_Work to do:_
The records that follow need to be output exactly as they are.

[Excerpts from a figure dataset]
=-=-=-=-=

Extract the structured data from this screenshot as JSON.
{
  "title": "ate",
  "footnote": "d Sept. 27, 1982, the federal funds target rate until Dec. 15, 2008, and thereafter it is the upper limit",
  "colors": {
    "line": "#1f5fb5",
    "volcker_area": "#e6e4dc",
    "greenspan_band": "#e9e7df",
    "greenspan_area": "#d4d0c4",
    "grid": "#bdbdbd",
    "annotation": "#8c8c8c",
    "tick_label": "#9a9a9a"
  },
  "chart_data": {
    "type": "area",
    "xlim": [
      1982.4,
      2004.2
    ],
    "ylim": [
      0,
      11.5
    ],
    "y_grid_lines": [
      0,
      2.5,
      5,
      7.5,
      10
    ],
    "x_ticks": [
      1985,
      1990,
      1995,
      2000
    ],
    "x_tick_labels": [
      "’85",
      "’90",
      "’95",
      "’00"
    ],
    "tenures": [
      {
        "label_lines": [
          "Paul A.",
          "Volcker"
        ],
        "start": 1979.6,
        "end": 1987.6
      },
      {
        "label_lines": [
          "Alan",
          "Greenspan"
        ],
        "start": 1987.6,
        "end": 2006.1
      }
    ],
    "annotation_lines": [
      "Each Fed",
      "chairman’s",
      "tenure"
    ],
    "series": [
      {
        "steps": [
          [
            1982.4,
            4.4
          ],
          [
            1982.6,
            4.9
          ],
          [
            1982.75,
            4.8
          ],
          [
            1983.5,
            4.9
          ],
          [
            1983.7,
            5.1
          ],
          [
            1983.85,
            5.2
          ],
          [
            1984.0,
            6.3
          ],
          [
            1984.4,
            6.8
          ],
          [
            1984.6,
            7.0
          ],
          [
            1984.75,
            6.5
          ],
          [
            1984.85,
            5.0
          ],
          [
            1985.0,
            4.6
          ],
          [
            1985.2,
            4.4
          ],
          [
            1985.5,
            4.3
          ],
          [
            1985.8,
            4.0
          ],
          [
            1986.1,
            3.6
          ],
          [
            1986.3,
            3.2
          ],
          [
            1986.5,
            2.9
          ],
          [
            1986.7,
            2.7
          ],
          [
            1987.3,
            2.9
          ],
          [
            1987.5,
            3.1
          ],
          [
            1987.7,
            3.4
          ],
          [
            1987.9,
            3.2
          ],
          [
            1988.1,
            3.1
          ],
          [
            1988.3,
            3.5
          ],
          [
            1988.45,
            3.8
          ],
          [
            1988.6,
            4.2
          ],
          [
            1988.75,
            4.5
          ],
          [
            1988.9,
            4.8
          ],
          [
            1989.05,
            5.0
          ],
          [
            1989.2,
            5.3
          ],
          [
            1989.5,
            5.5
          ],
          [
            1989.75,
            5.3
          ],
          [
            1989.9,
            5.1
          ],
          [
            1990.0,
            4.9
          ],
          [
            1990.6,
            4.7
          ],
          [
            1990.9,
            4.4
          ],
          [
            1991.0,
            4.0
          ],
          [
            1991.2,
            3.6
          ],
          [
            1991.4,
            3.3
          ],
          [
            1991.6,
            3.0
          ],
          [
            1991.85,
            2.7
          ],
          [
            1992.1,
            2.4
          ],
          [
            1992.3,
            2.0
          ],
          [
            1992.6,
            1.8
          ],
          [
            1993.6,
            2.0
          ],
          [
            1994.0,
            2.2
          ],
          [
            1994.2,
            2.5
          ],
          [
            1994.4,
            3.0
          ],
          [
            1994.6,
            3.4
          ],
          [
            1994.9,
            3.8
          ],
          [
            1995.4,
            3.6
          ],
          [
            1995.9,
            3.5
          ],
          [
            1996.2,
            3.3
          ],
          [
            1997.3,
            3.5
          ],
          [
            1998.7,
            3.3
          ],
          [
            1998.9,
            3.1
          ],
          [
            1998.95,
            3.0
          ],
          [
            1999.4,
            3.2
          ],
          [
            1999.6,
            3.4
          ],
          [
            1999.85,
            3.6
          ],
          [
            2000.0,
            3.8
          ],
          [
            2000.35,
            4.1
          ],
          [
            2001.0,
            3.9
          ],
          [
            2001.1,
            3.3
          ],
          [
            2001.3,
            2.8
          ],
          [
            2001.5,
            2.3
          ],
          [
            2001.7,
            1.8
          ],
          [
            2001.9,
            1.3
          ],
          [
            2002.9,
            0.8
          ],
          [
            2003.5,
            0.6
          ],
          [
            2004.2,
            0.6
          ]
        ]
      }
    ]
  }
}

=-=-=-=-=

_Response to this task:_
Extract the structured data from this screenshot as JSON.
{
  "title": "ate",
  "footnote": "d Sept. 27, 1982, the federal funds target rate until Dec. 15, 2008, and thereafter it is the upper limit",
  "colors": {
    "line": "#1f5fb5",
    "volcker_area": "#e6e4dc",
    "greenspan_band": "#e9e7df",
    "greenspan_area": "#d4d0c4",
    "grid": "#bdbdbd",
    "annotation": "#8c8c8c",
    "tick_label": "#9a9a9a"
  },
  "chart_data": {
    "type": "area",
    "xlim": [
      1982.4,
      2004.2
    ],
    "ylim": [
      0,
      11.5
    ],
    "y_grid_lines": [
      0,
      2.5,
      5,
      7.5,
      10
    ],
    "x_ticks": [
      1985,
      1990,
      1995,
      2000
    ],
    "x_tick_labels": [
      "’85",
      "’90",
      "’95",
      "’00"
    ],
    "tenures": [
      {
        "label_lines": [
          "Paul A.",
          "Volcker"
        ],
        "start": 1979.6,
        "end": 1987.6
      },
      {
        "label_lines": [
          "Alan",
          "Greenspan"
        ],
        "start": 1987.6,
        "end": 2006.1
      }
    ],
    "annotation_lines": [
      "Each Fed",
      "chairman’s",
      "tenure"
    ],
    "series": [
      {
        "steps": [
          [
            1982.4,
            4.4
          ],
          [
            1982.6,
            4.9
          ],
          [
            1982.75,
            4.8
          ],
          [
            1983.5,
            4.9
          ],
          [
            1983.7,
            5.1
          ],
          [
            1983.85,
            5.2
          ],
          [
            1984.0,
            6.3
          ],
          [
            1984.4,
            6.8
          ],
          [
            1984.6,
            7.0
          ],
          [
            1984.75,
            6.5
          ],
          [
            1984.85,
            5.0
          ],
          [
            1985.0,
            4.6
          ],
          [
            1985.2,
            4.4
          ],
          [
            1985.5,
            4.3
          ],
          [
            1985.8,
            4.0
          ],
          [
            1986.1,
            3.6
          ],
          [
            1986.3,
            3.2
          ],
          [
            1986.5,
            2.9
          ],
          [
            1986.7,
            2.7
          ],
          [
            1987.3,
            2.9
          ],
          [
            1987.5,
            3.1
          ],
          [
            1987.7,
            3.4
          ],
          [
            1987.9,
            3.2
          ],
          [
            1988.1,
            3.1
          ],
          [
            1988.3,
            3.5
          ],
          [
            1988.45,
            3.8
          ],
          [
            1988.6,
            4.2
          ],
          [
            1988.75,
            4.5
          ],
          [
            1988.9,
            4.8
          ],
          [
            1989.05,
            5.0
          ],
          [
            1989.2,
            5.3
          ],
          [
            1989.5,
            5.5
          ],
          [
            1989.75,
            5.3
          ],
          [
            1989.9,
            5.1
          ],
          [
            1990.0,
            4.9
          ],
          [
            1990.6,
            4.7
          ],
          [
            1990.9,
            4.4
          ],
          [
            1991.0,
            4.0
          ],
          [
            1991.2,
            3.6
          ],
          [
            1991.4,
            3.3
          ],
          [
            1991.6,
            3.0
          ],
          [
            1991.85,
            2.7
          ],
          [
            1992.1,
            2.4
          ],
          [
            1992.3,
            2.0
          ],
          [
            1992.6,
            1.8
          ],
          [
            1993.6,
            2.0
          ],
          [
            1994.0,
            2.2
          ],
          [
            1994.2,
            2.5
          ],
          [
            1994.4,
            3.0
          ],
          [
            1994.6,
            3.4
          ],
          [
            1994.9,
            3.8
          ],
          [
            1995.4,
            3.6
          ],
          [
            1995.9,
            3.5
          ],
          [
            1996.2,
            3.3
          ],
          [
            1997.3,
            3.5
          ],
          [
            1998.7,
            3.3
          ],
          [
            1998.9,
            3.1
          ],
          [
            1998.95,
            3.0
          ],
          [
            1999.4,
            3.2
          ],
          [
            1999.6,
            3.4
          ],
          [
            1999.85,
            3.6
          ],
          [
            2000.0,
            3.8
          ],
          [
            2000.35,
            4.1
          ],
          [
            2001.0,
            3.9
          ],
          [
            2001.1,
            3.3
          ],
          [
            2001.3,
            2.8
          ],
          [
            2001.5,
            2.3
          ],
          [
            2001.7,
            1.8
          ],
          [
            2001.9,
            1.3
          ],
          [
            2002.9,
            0.8
          ],
          [
            2003.5,
            0.6
          ],
          [
            2004.2,
            0.6
          ]
        ]
      }
    ]
  }
}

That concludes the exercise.